**GIVEN TASK:** Compile every line that includes the word "Diferença".

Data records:

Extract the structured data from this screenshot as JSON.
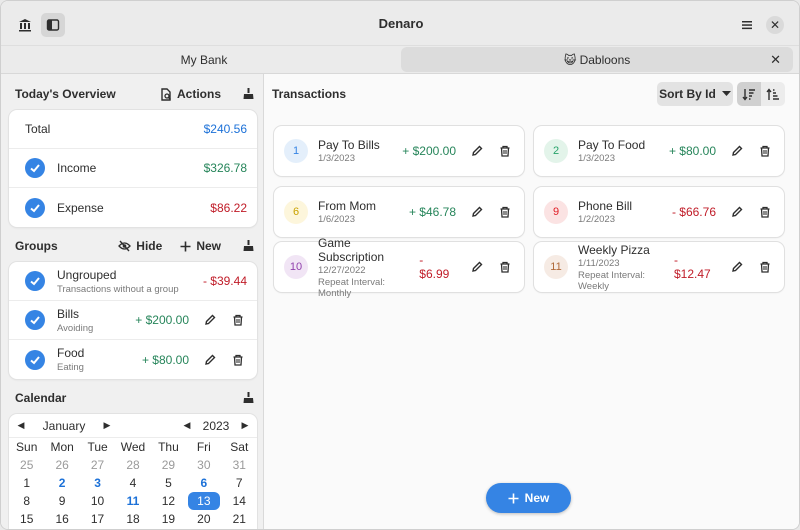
{
  "window": {
    "title": "Denaro"
  },
  "tabs": [
    {
      "label": "My Bank"
    },
    {
      "label": "😺 Dabloons"
    }
  ],
  "overview": {
    "title": "Today's Overview",
    "actions_label": "Actions",
    "total_label": "Total",
    "total_value": "$240.56",
    "income_label": "Income",
    "income_value": "$326.78",
    "expense_label": "Expense",
    "expense_value": "$86.22"
  },
  "groups": {
    "title": "Groups",
    "hide_label": "Hide",
    "new_label": "New",
    "items": [
      {
        "name": "Ungrouped",
        "desc": "Transactions without a group",
        "amount": "- $39.44"
      },
      {
        "name": "Bills",
        "desc": "Avoiding",
        "amount": "+ $200.00"
      },
      {
        "name": "Food",
        "desc": "Eating",
        "amount": "+ $80.00"
      }
    ]
  },
  "calendar": {
    "title": "Calendar",
    "month": "January",
    "year": "2023",
    "weekdays": [
      "Sun",
      "Mon",
      "Tue",
      "Wed",
      "Thu",
      "Fri",
      "Sat"
    ],
    "row1": [
      "25",
      "26",
      "27",
      "28",
      "29",
      "30",
      "31"
    ],
    "row2": [
      "1",
      "2",
      "3",
      "4",
      "5",
      "6",
      "7"
    ],
    "row3": [
      "8",
      "9",
      "10",
      "11",
      "12",
      "13",
      "14"
    ],
    "row4": [
      "15",
      "16",
      "17",
      "18",
      "19",
      "20",
      "21"
    ]
  },
  "transactions": {
    "title": "Transactions",
    "sort_label": "Sort By Id",
    "new_label": "New",
    "items": [
      {
        "id": "1",
        "name": "Pay To Bills",
        "date": "1/3/2023",
        "repeat": "",
        "amount": "+ $200.00",
        "color": "#3584e4",
        "bg": "#e4effb"
      },
      {
        "id": "2",
        "name": "Pay To Food",
        "date": "1/3/2023",
        "repeat": "",
        "amount": "+ $80.00",
        "color": "#26a269",
        "bg": "#e3f4ea"
      },
      {
        "id": "6",
        "name": "From Mom",
        "date": "1/6/2023",
        "repeat": "",
        "amount": "+ $46.78",
        "color": "#c9a200",
        "bg": "#fdf6dc"
      },
      {
        "id": "9",
        "name": "Phone Bill",
        "date": "1/2/2023",
        "repeat": "",
        "amount": "- $66.76",
        "color": "#e01b24",
        "bg": "#fbe3e3"
      },
      {
        "id": "10",
        "name": "Game Subscription",
        "date": "12/27/2022",
        "repeat": "Repeat Interval: Monthly",
        "amount": "- $6.99",
        "color": "#9141ac",
        "bg": "#f1e5f5"
      },
      {
        "id": "11",
        "name": "Weekly Pizza",
        "date": "1/11/2023",
        "repeat": "Repeat Interval: Weekly",
        "amount": "- $12.47",
        "color": "#b06a3a",
        "bg": "#f6ebe4"
      }
    ]
  }
}
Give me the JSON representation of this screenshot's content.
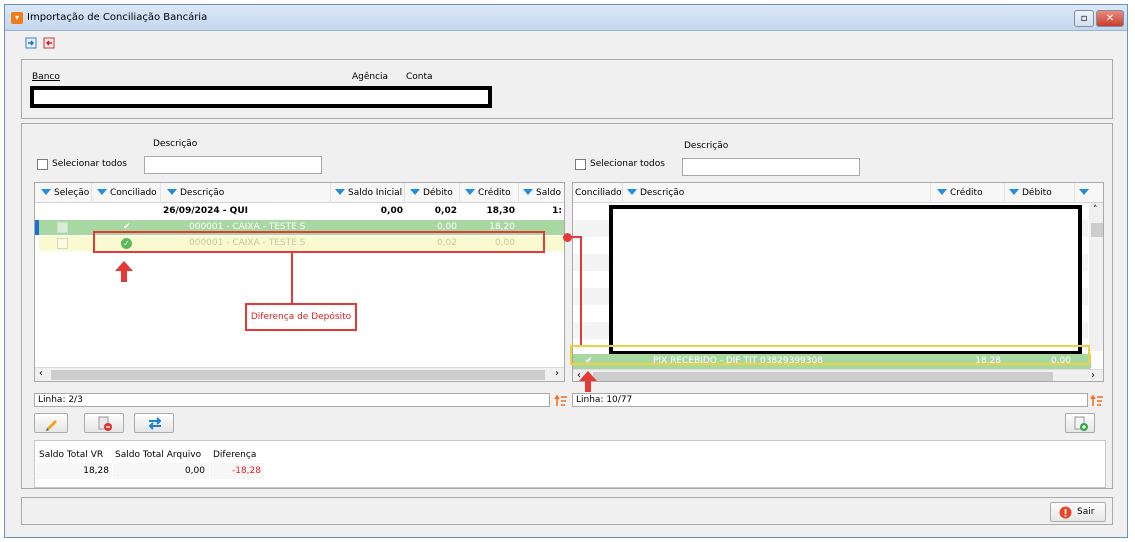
{
  "window": {
    "title": "Importação de Conciliação Bancária",
    "controls": [
      "restore",
      "close"
    ]
  },
  "toolbar": {
    "icons": [
      "import-blue-icon",
      "export-red-icon"
    ]
  },
  "bank": {
    "banco_label": "Banco",
    "agencia_label": "Agência",
    "conta_label": "Conta"
  },
  "left": {
    "descricao_label": "Descrição",
    "select_all_label": "Selecionar todos",
    "columns": [
      "Seleção",
      "Conciliado",
      "Descrição",
      "Saldo Inicial",
      "Débito",
      "Crédito",
      "Saldo F"
    ],
    "group_row": {
      "descricao": "26/09/2024 - QUI",
      "saldo_inicial": "0,00",
      "debito": "0,02",
      "credito": "18,30",
      "saldo_final": "1:"
    },
    "rows": [
      {
        "descricao": "000001 - CAIXA - TESTE S",
        "debito": "0,00",
        "credito": "18,20"
      },
      {
        "descricao": "000001 - CAIXA - TESTE S",
        "debito": "0,02",
        "credito": "0,00"
      }
    ],
    "status": "Linha: 2/3"
  },
  "right": {
    "descricao_label": "Descrição",
    "select_all_label": "Selecionar todos",
    "columns": [
      "Conciliado",
      "Descrição",
      "Crédito",
      "Débito"
    ],
    "selected_row": {
      "descricao": "PIX RECEBIDO - DIF TIT   03829399308",
      "credito": "18,28",
      "debito": "0,00"
    },
    "status": "Linha: 10/77"
  },
  "annotation": {
    "label": "Diferença de Depósito"
  },
  "totals": {
    "headers": [
      "Saldo Total VR",
      "Saldo Total Arquivo",
      "Diferença"
    ],
    "values": [
      "18,28",
      "0,00",
      "-18,28"
    ]
  },
  "footer": {
    "exit_label": "Sair"
  },
  "colors": {
    "accent": "#1f8fdd",
    "annotation": "#e53935",
    "selected_green": "#a8d8a2",
    "highlight_yellow": "#fafad2"
  }
}
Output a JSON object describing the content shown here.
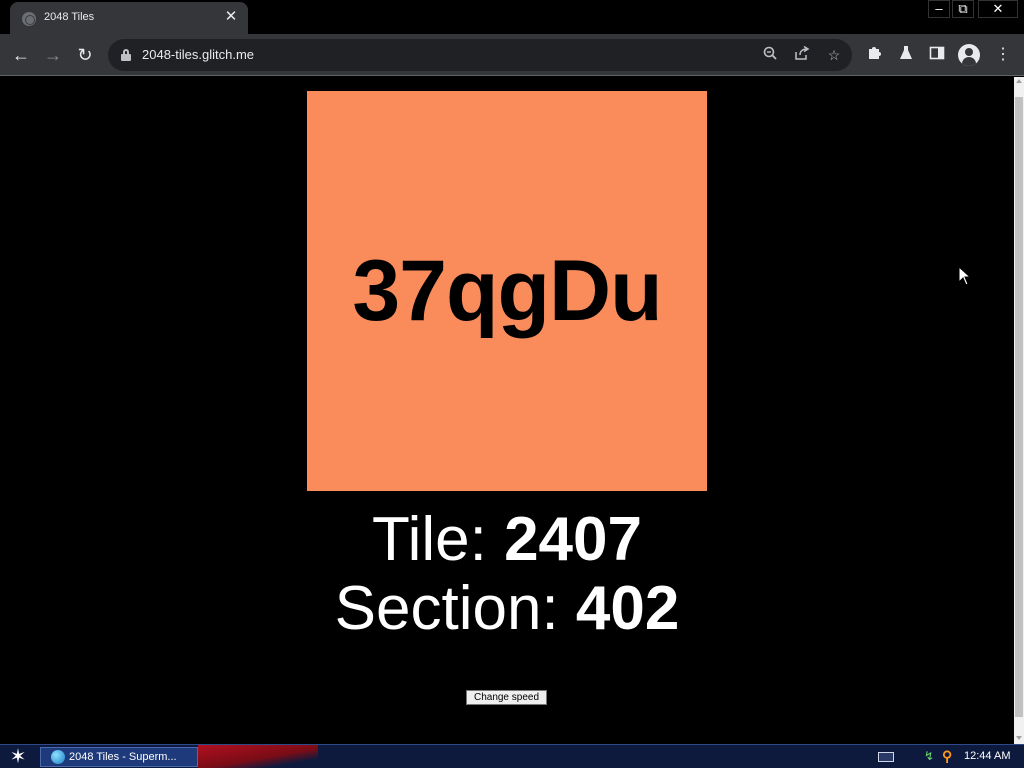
{
  "browser": {
    "tab_title": "2048 Tiles",
    "url": "2048-tiles.glitch.me",
    "window_controls": {
      "minimize": "–",
      "restore": "⧉",
      "close": "✕"
    }
  },
  "page": {
    "tile_text": "37qgDu",
    "tile_color": "#fa8c5c",
    "tile_label": "Tile: ",
    "tile_number": "2407",
    "section_label": "Section: ",
    "section_number": "402",
    "change_speed_label": "Change speed"
  },
  "taskbar": {
    "task_item_label": "2048 Tiles - Superm...",
    "clock": "12:44 AM"
  },
  "icons": {
    "back": "back-arrow-icon",
    "forward": "forward-arrow-icon",
    "reload": "reload-icon",
    "lock": "lock-icon",
    "zoom": "zoom-icon",
    "share": "share-icon",
    "star": "bookmark-star-icon",
    "extensions": "puzzle-icon",
    "labs": "flask-icon",
    "side_panel": "side-panel-icon",
    "profile": "profile-avatar-icon",
    "menu": "kebab-menu-icon"
  }
}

**WRITTEN SOLUTION:**
    "label": "Diferença de Depósito"
      "Diferença"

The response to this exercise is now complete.